[Task instructions]:
Below are entries to be transcribed exactly; exclude the pictures from the copy.

[Saved entries]:
____

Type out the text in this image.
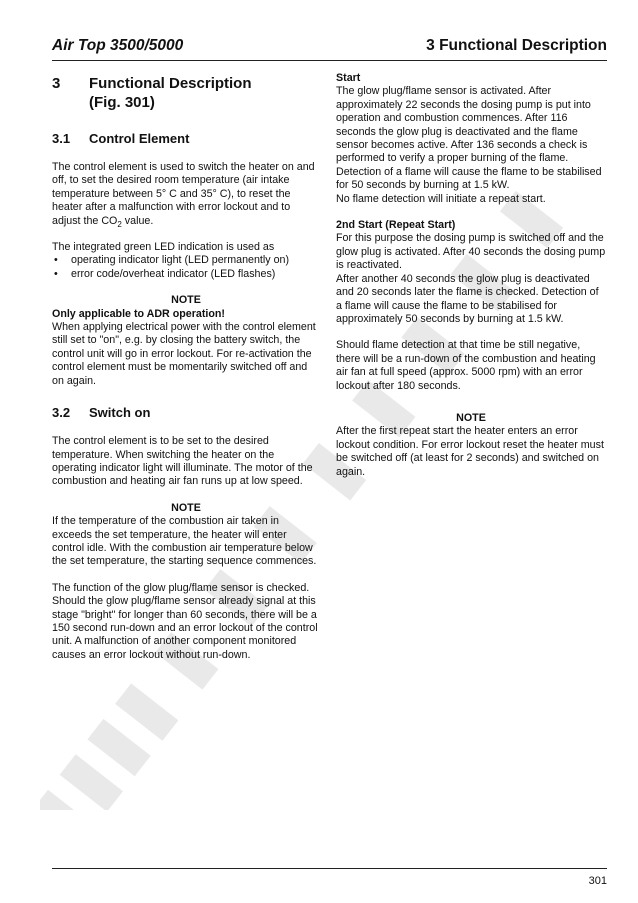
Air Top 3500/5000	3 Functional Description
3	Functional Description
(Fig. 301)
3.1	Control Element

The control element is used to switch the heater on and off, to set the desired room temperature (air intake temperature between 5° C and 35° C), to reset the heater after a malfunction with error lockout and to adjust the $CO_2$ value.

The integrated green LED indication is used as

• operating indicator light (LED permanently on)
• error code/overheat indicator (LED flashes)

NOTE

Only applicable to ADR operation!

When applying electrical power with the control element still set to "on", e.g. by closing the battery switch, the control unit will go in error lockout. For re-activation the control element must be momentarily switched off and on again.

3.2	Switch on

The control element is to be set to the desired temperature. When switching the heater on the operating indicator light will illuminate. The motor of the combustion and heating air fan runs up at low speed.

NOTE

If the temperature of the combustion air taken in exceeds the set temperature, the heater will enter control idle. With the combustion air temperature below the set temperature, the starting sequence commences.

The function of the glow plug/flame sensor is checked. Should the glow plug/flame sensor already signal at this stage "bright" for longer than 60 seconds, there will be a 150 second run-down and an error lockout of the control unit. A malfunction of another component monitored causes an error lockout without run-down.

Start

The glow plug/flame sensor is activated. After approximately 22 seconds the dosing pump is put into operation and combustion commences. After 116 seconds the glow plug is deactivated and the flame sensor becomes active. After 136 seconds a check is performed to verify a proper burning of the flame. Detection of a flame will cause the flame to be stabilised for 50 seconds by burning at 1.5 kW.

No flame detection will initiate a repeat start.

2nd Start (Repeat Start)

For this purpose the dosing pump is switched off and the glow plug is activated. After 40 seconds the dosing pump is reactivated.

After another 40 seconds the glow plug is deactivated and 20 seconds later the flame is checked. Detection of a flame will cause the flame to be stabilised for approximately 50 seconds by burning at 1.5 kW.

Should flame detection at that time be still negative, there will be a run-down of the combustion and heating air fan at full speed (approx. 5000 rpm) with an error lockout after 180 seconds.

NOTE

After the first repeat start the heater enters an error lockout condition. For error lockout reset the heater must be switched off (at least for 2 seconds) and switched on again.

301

____

[Final answer]:
Type out the text in this image.
Air Top 3500/5000	3 Functional Description
3	Functional Description
(Fig. 301)
3.1	Control Element

The control element is used to switch the heater on and off, to set the desired room temperature (air intake temperature between 5° C and 35° C), to reset the heater after a malfunction with error lockout and to adjust the $CO_2$ value.

The integrated green LED indication is used as

• operating indicator light (LED permanently on)
• error code/overheat indicator (LED flashes)

NOTE

Only applicable to ADR operation!

When applying electrical power with the control element still set to "on", e.g. by closing the battery switch, the control unit will go in error lockout. For re-activation the control element must be momentarily switched off and on again.

3.2	Switch on

The control element is to be set to the desired temperature. When switching the heater on the operating indicator light will illuminate. The motor of the combustion and heating air fan runs up at low speed.

NOTE

If the temperature of the combustion air taken in exceeds the set temperature, the heater will enter control idle. With the combustion air temperature below the set temperature, the starting sequence commences.

The function of the glow plug/flame sensor is checked. Should the glow plug/flame sensor already signal at this stage "bright" for longer than 60 seconds, there will be a 150 second run-down and an error lockout of the control unit. A malfunction of another component monitored causes an error lockout without run-down.

Start

The glow plug/flame sensor is activated. After approximately 22 seconds the dosing pump is put into operation and combustion commences. After 116 seconds the glow plug is deactivated and the flame sensor becomes active. After 136 seconds a check is performed to verify a proper burning of the flame. Detection of a flame will cause the flame to be stabilised for 50 seconds by burning at 1.5 kW.

No flame detection will initiate a repeat start.

2nd Start (Repeat Start)

For this purpose the dosing pump is switched off and the glow plug is activated. After 40 seconds the dosing pump is reactivated.

After another 40 seconds the glow plug is deactivated and 20 seconds later the flame is checked. Detection of a flame will cause the flame to be stabilised for approximately 50 seconds by burning at 1.5 kW.

Should flame detection at that time be still negative, there will be a run-down of the combustion and heating air fan at full speed (approx. 5000 rpm) with an error lockout after 180 seconds.

NOTE

After the first repeat start the heater enters an error lockout condition. For error lockout reset the heater must be switched off (at least for 2 seconds) and switched on again.

301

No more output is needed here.